» Exercise material

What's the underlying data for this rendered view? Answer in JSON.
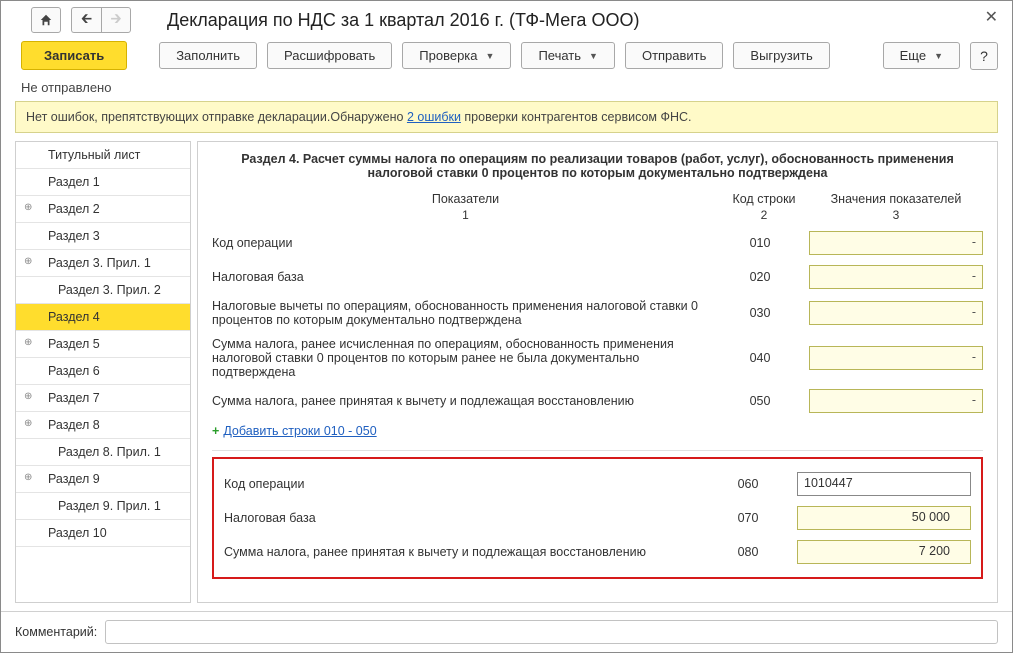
{
  "window": {
    "title": "Декларация по НДС за 1 квартал 2016 г. (ТФ-Мега ООО)"
  },
  "toolbar": {
    "save": "Записать",
    "fill": "Заполнить",
    "decode": "Расшифровать",
    "check": "Проверка",
    "print": "Печать",
    "send": "Отправить",
    "export": "Выгрузить",
    "more": "Еще",
    "help": "?"
  },
  "status": "Не отправлено",
  "banner": {
    "pre": "Нет ошибок, препятствующих отправке декларации.Обнаружено ",
    "link": "2 ошибки",
    "post": " проверки контрагентов сервисом ФНС."
  },
  "sidebar": [
    {
      "label": "Титульный лист",
      "expand": false,
      "indent": false,
      "active": false
    },
    {
      "label": "Раздел 1",
      "expand": false,
      "indent": false,
      "active": false
    },
    {
      "label": "Раздел 2",
      "expand": true,
      "indent": false,
      "active": false
    },
    {
      "label": "Раздел 3",
      "expand": false,
      "indent": false,
      "active": false
    },
    {
      "label": "Раздел 3. Прил. 1",
      "expand": true,
      "indent": false,
      "active": false
    },
    {
      "label": "Раздел 3. Прил. 2",
      "expand": false,
      "indent": true,
      "active": false
    },
    {
      "label": "Раздел 4",
      "expand": false,
      "indent": false,
      "active": true
    },
    {
      "label": "Раздел 5",
      "expand": true,
      "indent": false,
      "active": false
    },
    {
      "label": "Раздел 6",
      "expand": false,
      "indent": false,
      "active": false
    },
    {
      "label": "Раздел 7",
      "expand": true,
      "indent": false,
      "active": false
    },
    {
      "label": "Раздел 8",
      "expand": true,
      "indent": false,
      "active": false
    },
    {
      "label": "Раздел 8. Прил. 1",
      "expand": false,
      "indent": true,
      "active": false
    },
    {
      "label": "Раздел 9",
      "expand": true,
      "indent": false,
      "active": false
    },
    {
      "label": "Раздел 9. Прил. 1",
      "expand": false,
      "indent": true,
      "active": false
    },
    {
      "label": "Раздел 10",
      "expand": false,
      "indent": false,
      "active": false
    }
  ],
  "section": {
    "heading": "Раздел 4. Расчет суммы налога по операциям по реализации товаров (работ, услуг), обоснованность применения налоговой ставки 0 процентов по которым документально подтверждена",
    "columns": {
      "c1": "Показатели",
      "c1n": "1",
      "c2": "Код строки",
      "c2n": "2",
      "c3": "Значения показателей",
      "c3n": "3"
    },
    "rows1": [
      {
        "label": "Код операции",
        "code": "010",
        "value": "",
        "dash": true
      },
      {
        "label": "Налоговая база",
        "code": "020",
        "value": "",
        "dash": true
      },
      {
        "label": "Налоговые вычеты по операциям, обоснованность применения налоговой ставки 0 процентов по которым документально подтверждена",
        "code": "030",
        "value": "",
        "dash": true
      },
      {
        "label": "Сумма налога, ранее исчисленная по операциям, обоснованность применения налоговой ставки 0 процентов по которым ранее не была документально подтверждена",
        "code": "040",
        "value": "",
        "dash": true
      },
      {
        "label": "Сумма налога, ранее принятая к вычету и подлежащая восстановлению",
        "code": "050",
        "value": "",
        "dash": true
      }
    ],
    "add_link": "Добавить строки 010 - 050",
    "rows2": [
      {
        "label": "Код операции",
        "code": "060",
        "value": "1010447",
        "white": true
      },
      {
        "label": "Налоговая база",
        "code": "070",
        "value": "50 000",
        "white": false
      },
      {
        "label": "Сумма налога, ранее принятая к вычету и подлежащая восстановлению",
        "code": "080",
        "value": "7 200",
        "white": false
      }
    ]
  },
  "footer": {
    "label": "Комментарий:",
    "value": ""
  }
}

» What is needed
In the entries above, identify every line with the word "процентов". Copy those lines.

» Solved problem
    "heading": "Раздел 4. Расчет суммы налога по операциям по реализации товаров (работ, услуг), обоснованность применения налоговой ставки 0 процентов по которым документально подтверждена",
        "label": "Налоговые вычеты по операциям, обоснованность применения налоговой ставки 0 процентов по которым документально подтверждена",
        "label": "Сумма налога, ранее исчисленная по операциям, обоснованность применения налоговой ставки 0 процентов по которым ранее не была документально подтверждена",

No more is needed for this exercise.